__Job__
Quote the listing in full, exactly as given, minus any pictures.

(Entries from a visual dataset)

-------------------------

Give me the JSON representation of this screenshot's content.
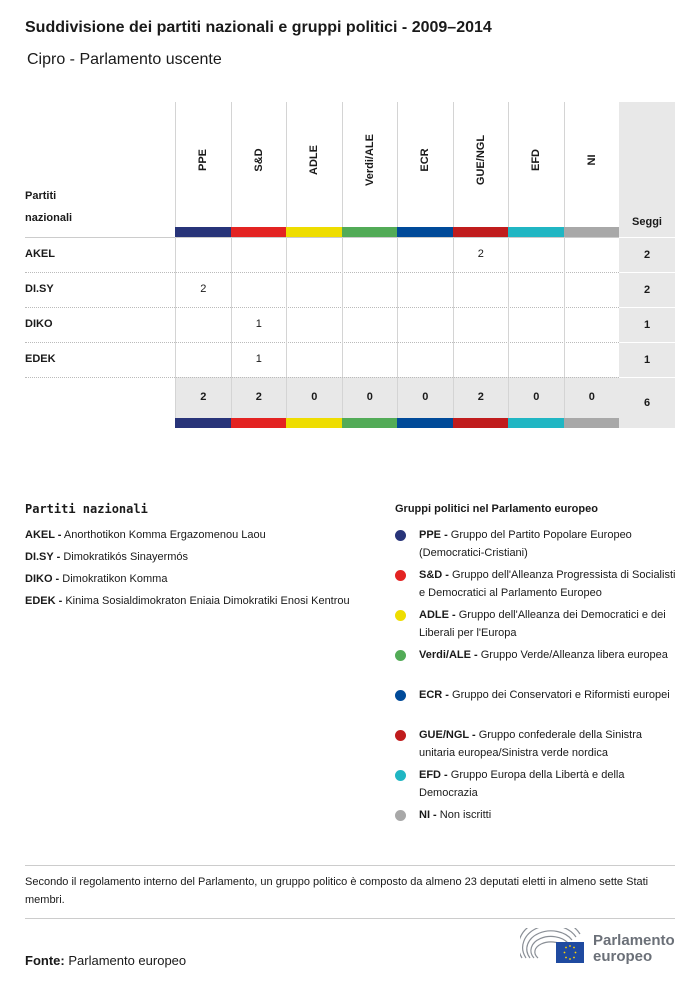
{
  "title": "Suddivisione dei partiti nazionali e gruppi politici - 2009–2014",
  "subtitle": "Cipro - Parlamento uscente",
  "table": {
    "row_header": "Partiti\nnazionali",
    "row_header_line1": "Partiti",
    "row_header_line2": "nazionali",
    "seats_header": "Seggi",
    "groups": [
      {
        "name": "PPE",
        "color": "#283479"
      },
      {
        "name": "S&D",
        "color": "#e32322"
      },
      {
        "name": "ADLE",
        "color": "#eedd00"
      },
      {
        "name": "Verdi/ALE",
        "color": "#52ab57"
      },
      {
        "name": "ECR",
        "color": "#004a99"
      },
      {
        "name": "GUE/NGL",
        "color": "#c01c1d"
      },
      {
        "name": "EFD",
        "color": "#20b6c3"
      },
      {
        "name": "NI",
        "color": "#a8a8a8"
      }
    ],
    "rows": [
      {
        "party": "AKEL",
        "values": [
          "",
          "",
          "",
          "",
          "",
          "2",
          "",
          ""
        ],
        "seats": "2"
      },
      {
        "party": "DI.SY",
        "values": [
          "2",
          "",
          "",
          "",
          "",
          "",
          "",
          ""
        ],
        "seats": "2"
      },
      {
        "party": "DIKO",
        "values": [
          "",
          "1",
          "",
          "",
          "",
          "",
          "",
          ""
        ],
        "seats": "1"
      },
      {
        "party": "EDEK",
        "values": [
          "",
          "1",
          "",
          "",
          "",
          "",
          "",
          ""
        ],
        "seats": "1"
      }
    ],
    "totals": [
      "2",
      "2",
      "0",
      "0",
      "0",
      "2",
      "0",
      "0"
    ],
    "total_seats": "6"
  },
  "legend_national": {
    "title": "Partiti nazionali",
    "items": [
      {
        "abbr": "AKEL -",
        "name": "Anorthotikon Komma Ergazomenou Laou"
      },
      {
        "abbr": "DI.SY -",
        "name": "Dimokratikós Sinayermós"
      },
      {
        "abbr": "DIKO -",
        "name": "Dimokratikon Komma"
      },
      {
        "abbr": "EDEK -",
        "name": "Kinima Sosialdimokraton Eniaia Dimokratiki Enosi Kentrou"
      }
    ]
  },
  "legend_groups": {
    "title": "Gruppi politici nel Parlamento europeo",
    "items": [
      {
        "abbr": "PPE -",
        "name": "Gruppo del Partito Popolare Europeo (Democratici-Cristiani)",
        "color": "#283479"
      },
      {
        "abbr": "S&D -",
        "name": "Gruppo dell'Alleanza Progressista di Socialisti e Democratici al Parlamento Europeo",
        "color": "#e32322"
      },
      {
        "abbr": "ADLE -",
        "name": "Gruppo dell'Alleanza dei Democratici e dei Liberali per l'Europa",
        "color": "#eedd00"
      },
      {
        "abbr": "Verdi/ALE -",
        "name": "Gruppo Verde/Alleanza libera europea",
        "color": "#52ab57"
      },
      {
        "abbr": "ECR -",
        "name": "Gruppo dei Conservatori e Riformisti europei",
        "color": "#004a99"
      },
      {
        "abbr": "GUE/NGL -",
        "name": "Gruppo confederale della Sinistra unitaria europea/Sinistra verde nordica",
        "color": "#c01c1d"
      },
      {
        "abbr": "EFD -",
        "name": "Gruppo Europa della Libertà e della Democrazia",
        "color": "#20b6c3"
      },
      {
        "abbr": "NI -",
        "name": "Non iscritti",
        "color": "#a8a8a8"
      }
    ]
  },
  "note": "Secondo il regolamento interno del Parlamento, un gruppo politico è composto da almeno 23 deputati eletti in almeno sette Stati membri.",
  "source": {
    "label": "Fonte:",
    "value": "Parlamento europeo"
  },
  "logo": {
    "text_line1": "Parlamento",
    "text_line2": "europeo"
  }
}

-------------------------

__Response to the task__
Give me the JSON representation of this screenshot's content.
{
  "title": "Suddivisione dei partiti nazionali e gruppi politici - 2009–2014",
  "subtitle": "Cipro - Parlamento uscente",
  "table": {
    "row_header": "Partiti\nnazionali",
    "row_header_line1": "Partiti",
    "row_header_line2": "nazionali",
    "seats_header": "Seggi",
    "groups": [
      {
        "name": "PPE",
        "color": "#283479"
      },
      {
        "name": "S&D",
        "color": "#e32322"
      },
      {
        "name": "ADLE",
        "color": "#eedd00"
      },
      {
        "name": "Verdi/ALE",
        "color": "#52ab57"
      },
      {
        "name": "ECR",
        "color": "#004a99"
      },
      {
        "name": "GUE/NGL",
        "color": "#c01c1d"
      },
      {
        "name": "EFD",
        "color": "#20b6c3"
      },
      {
        "name": "NI",
        "color": "#a8a8a8"
      }
    ],
    "rows": [
      {
        "party": "AKEL",
        "values": [
          "",
          "",
          "",
          "",
          "",
          "2",
          "",
          ""
        ],
        "seats": "2"
      },
      {
        "party": "DI.SY",
        "values": [
          "2",
          "",
          "",
          "",
          "",
          "",
          "",
          ""
        ],
        "seats": "2"
      },
      {
        "party": "DIKO",
        "values": [
          "",
          "1",
          "",
          "",
          "",
          "",
          "",
          ""
        ],
        "seats": "1"
      },
      {
        "party": "EDEK",
        "values": [
          "",
          "1",
          "",
          "",
          "",
          "",
          "",
          ""
        ],
        "seats": "1"
      }
    ],
    "totals": [
      "2",
      "2",
      "0",
      "0",
      "0",
      "2",
      "0",
      "0"
    ],
    "total_seats": "6"
  },
  "legend_national": {
    "title": "Partiti nazionali",
    "items": [
      {
        "abbr": "AKEL -",
        "name": "Anorthotikon Komma Ergazomenou Laou"
      },
      {
        "abbr": "DI.SY -",
        "name": "Dimokratikós Sinayermós"
      },
      {
        "abbr": "DIKO -",
        "name": "Dimokratikon Komma"
      },
      {
        "abbr": "EDEK -",
        "name": "Kinima Sosialdimokraton Eniaia Dimokratiki Enosi Kentrou"
      }
    ]
  },
  "legend_groups": {
    "title": "Gruppi politici nel Parlamento europeo",
    "items": [
      {
        "abbr": "PPE -",
        "name": "Gruppo del Partito Popolare Europeo (Democratici-Cristiani)",
        "color": "#283479"
      },
      {
        "abbr": "S&D -",
        "name": "Gruppo dell'Alleanza Progressista di Socialisti e Democratici al Parlamento Europeo",
        "color": "#e32322"
      },
      {
        "abbr": "ADLE -",
        "name": "Gruppo dell'Alleanza dei Democratici e dei Liberali per l'Europa",
        "color": "#eedd00"
      },
      {
        "abbr": "Verdi/ALE -",
        "name": "Gruppo Verde/Alleanza libera europea",
        "color": "#52ab57"
      },
      {
        "abbr": "ECR -",
        "name": "Gruppo dei Conservatori e Riformisti europei",
        "color": "#004a99"
      },
      {
        "abbr": "GUE/NGL -",
        "name": "Gruppo confederale della Sinistra unitaria europea/Sinistra verde nordica",
        "color": "#c01c1d"
      },
      {
        "abbr": "EFD -",
        "name": "Gruppo Europa della Libertà e della Democrazia",
        "color": "#20b6c3"
      },
      {
        "abbr": "NI -",
        "name": "Non iscritti",
        "color": "#a8a8a8"
      }
    ]
  },
  "note": "Secondo il regolamento interno del Parlamento, un gruppo politico è composto da almeno 23 deputati eletti in almeno sette Stati membri.",
  "source": {
    "label": "Fonte:",
    "value": "Parlamento europeo"
  },
  "logo": {
    "text_line1": "Parlamento",
    "text_line2": "europeo"
  }
}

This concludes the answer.